(Saved entries)
###

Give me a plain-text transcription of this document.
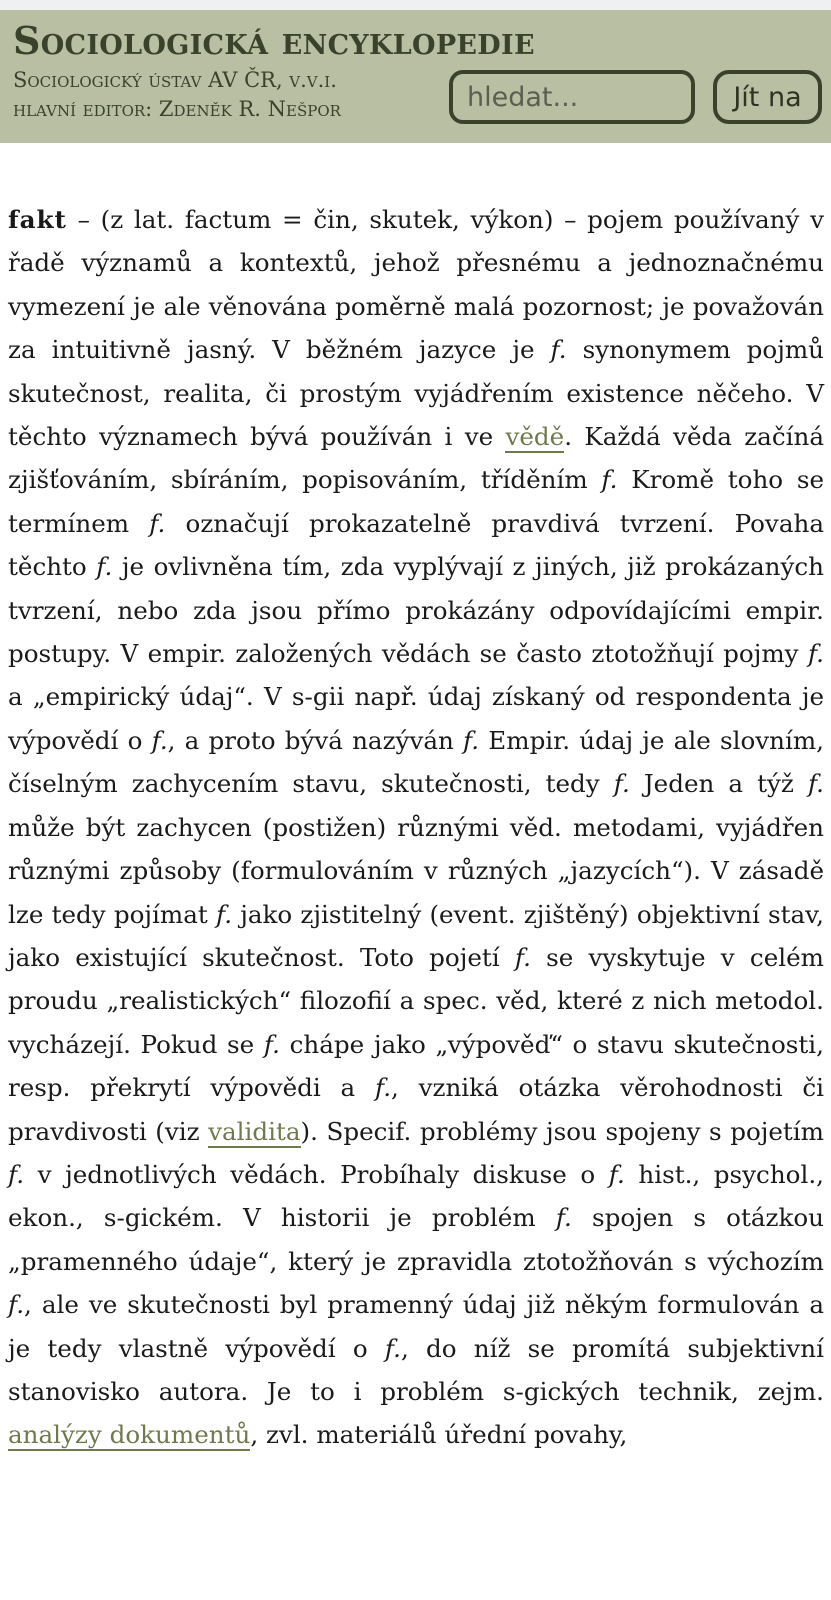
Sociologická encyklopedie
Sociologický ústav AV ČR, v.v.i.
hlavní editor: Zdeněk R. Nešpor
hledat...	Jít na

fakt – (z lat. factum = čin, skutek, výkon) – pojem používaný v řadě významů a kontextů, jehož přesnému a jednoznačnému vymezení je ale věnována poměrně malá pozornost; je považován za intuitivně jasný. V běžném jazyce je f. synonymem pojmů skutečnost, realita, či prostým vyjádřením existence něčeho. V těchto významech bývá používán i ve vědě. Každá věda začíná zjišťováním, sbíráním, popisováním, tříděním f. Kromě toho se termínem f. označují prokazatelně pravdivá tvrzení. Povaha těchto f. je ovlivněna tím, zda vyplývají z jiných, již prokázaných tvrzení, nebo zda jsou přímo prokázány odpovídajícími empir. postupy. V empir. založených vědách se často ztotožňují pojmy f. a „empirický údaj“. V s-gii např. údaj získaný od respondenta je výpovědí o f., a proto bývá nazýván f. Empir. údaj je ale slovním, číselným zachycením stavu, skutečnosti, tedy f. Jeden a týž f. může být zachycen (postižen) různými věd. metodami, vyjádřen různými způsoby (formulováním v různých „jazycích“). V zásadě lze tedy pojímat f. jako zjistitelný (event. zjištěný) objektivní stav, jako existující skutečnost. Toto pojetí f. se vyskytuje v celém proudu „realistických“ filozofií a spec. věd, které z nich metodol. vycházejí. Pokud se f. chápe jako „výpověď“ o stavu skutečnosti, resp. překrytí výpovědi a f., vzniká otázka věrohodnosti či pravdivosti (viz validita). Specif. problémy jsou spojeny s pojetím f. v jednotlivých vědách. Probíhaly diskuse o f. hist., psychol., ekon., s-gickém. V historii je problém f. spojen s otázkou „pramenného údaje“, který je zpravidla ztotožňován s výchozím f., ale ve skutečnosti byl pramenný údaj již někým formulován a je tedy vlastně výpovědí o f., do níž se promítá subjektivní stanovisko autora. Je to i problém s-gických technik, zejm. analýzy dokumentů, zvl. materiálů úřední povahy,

###

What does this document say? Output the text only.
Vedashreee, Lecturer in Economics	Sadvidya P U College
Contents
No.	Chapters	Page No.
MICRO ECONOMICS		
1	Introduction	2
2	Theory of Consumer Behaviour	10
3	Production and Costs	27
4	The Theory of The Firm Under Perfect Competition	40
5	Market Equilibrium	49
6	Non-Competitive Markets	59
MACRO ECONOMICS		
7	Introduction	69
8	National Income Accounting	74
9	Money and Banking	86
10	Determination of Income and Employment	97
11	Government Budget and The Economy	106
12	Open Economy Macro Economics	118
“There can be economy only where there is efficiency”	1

###

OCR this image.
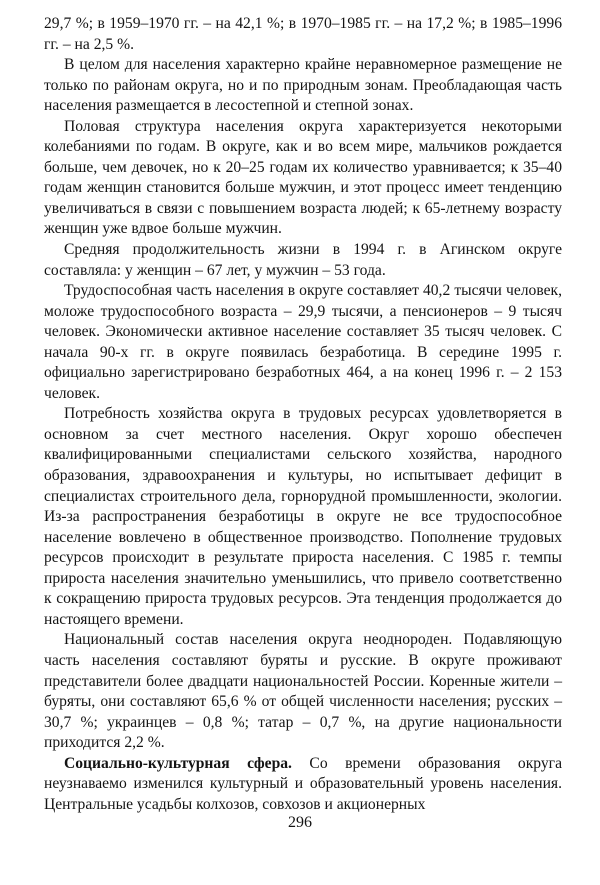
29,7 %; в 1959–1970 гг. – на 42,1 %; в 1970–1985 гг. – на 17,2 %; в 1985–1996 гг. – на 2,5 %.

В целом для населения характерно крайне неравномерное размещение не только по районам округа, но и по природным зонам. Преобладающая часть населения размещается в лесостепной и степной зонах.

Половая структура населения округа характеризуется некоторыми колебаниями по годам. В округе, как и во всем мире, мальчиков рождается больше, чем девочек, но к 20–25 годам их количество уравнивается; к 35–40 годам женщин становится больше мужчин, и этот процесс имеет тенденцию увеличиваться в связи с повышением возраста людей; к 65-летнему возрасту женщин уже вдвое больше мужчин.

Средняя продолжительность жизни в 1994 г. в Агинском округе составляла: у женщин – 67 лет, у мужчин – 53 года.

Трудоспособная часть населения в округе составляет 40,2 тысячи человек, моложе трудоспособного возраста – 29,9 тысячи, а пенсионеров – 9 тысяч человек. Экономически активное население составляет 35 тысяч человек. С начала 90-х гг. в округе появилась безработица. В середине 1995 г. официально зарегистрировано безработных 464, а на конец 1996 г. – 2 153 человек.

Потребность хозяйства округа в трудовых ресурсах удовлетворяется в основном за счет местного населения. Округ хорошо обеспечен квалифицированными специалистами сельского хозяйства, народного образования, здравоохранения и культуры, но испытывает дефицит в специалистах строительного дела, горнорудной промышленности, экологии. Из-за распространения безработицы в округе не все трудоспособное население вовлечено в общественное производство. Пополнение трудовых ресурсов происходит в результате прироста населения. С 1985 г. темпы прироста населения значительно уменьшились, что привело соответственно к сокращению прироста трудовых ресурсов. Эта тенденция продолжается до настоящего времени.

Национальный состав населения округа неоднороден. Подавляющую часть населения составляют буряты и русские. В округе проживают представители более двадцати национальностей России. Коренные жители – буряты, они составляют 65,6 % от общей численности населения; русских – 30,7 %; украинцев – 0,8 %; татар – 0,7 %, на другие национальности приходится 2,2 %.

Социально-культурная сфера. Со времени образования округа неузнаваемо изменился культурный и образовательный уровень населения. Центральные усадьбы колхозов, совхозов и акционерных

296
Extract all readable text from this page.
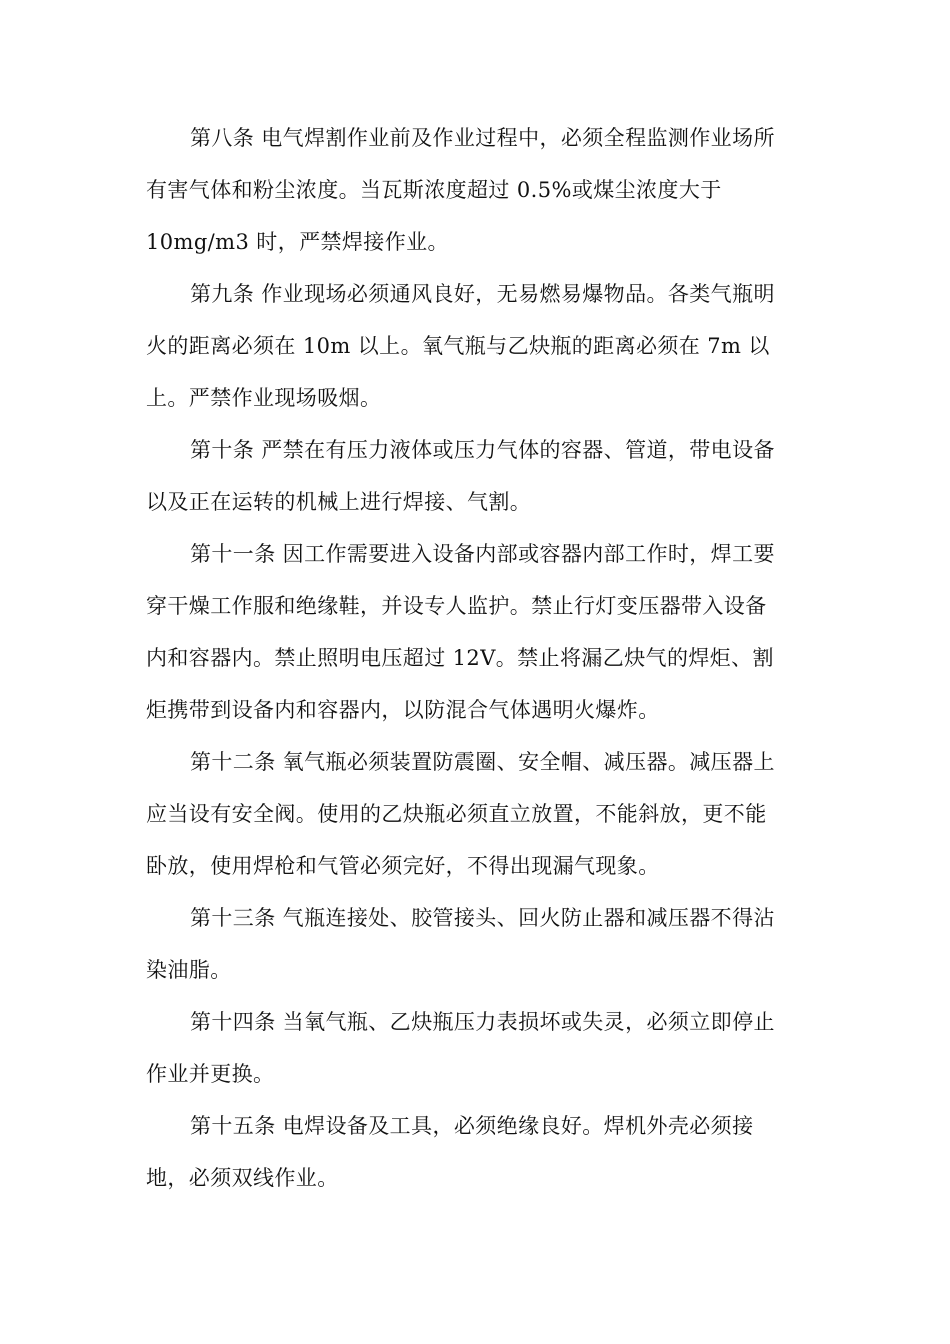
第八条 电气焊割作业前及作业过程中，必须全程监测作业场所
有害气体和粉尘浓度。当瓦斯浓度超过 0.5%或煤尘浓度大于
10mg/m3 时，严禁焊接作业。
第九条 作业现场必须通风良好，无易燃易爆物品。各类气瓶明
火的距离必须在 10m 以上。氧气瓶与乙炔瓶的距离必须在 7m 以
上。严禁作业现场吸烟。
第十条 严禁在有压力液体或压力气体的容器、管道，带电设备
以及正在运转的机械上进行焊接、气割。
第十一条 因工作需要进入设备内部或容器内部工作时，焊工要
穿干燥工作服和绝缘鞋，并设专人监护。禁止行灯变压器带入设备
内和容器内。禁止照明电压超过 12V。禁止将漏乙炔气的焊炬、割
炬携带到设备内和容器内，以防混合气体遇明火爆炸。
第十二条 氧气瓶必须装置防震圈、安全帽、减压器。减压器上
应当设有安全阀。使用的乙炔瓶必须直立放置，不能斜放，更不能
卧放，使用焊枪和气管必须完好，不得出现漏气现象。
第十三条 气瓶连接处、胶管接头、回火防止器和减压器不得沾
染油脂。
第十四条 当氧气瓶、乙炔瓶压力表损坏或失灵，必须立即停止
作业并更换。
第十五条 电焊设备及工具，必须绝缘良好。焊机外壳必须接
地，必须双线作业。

###

* [Exercise objective] The lines to collect are those holding the string "only"; copy them all.

* [Output]
What does this document say? Output the text only.
“There can be economy only where there is efficiency”	1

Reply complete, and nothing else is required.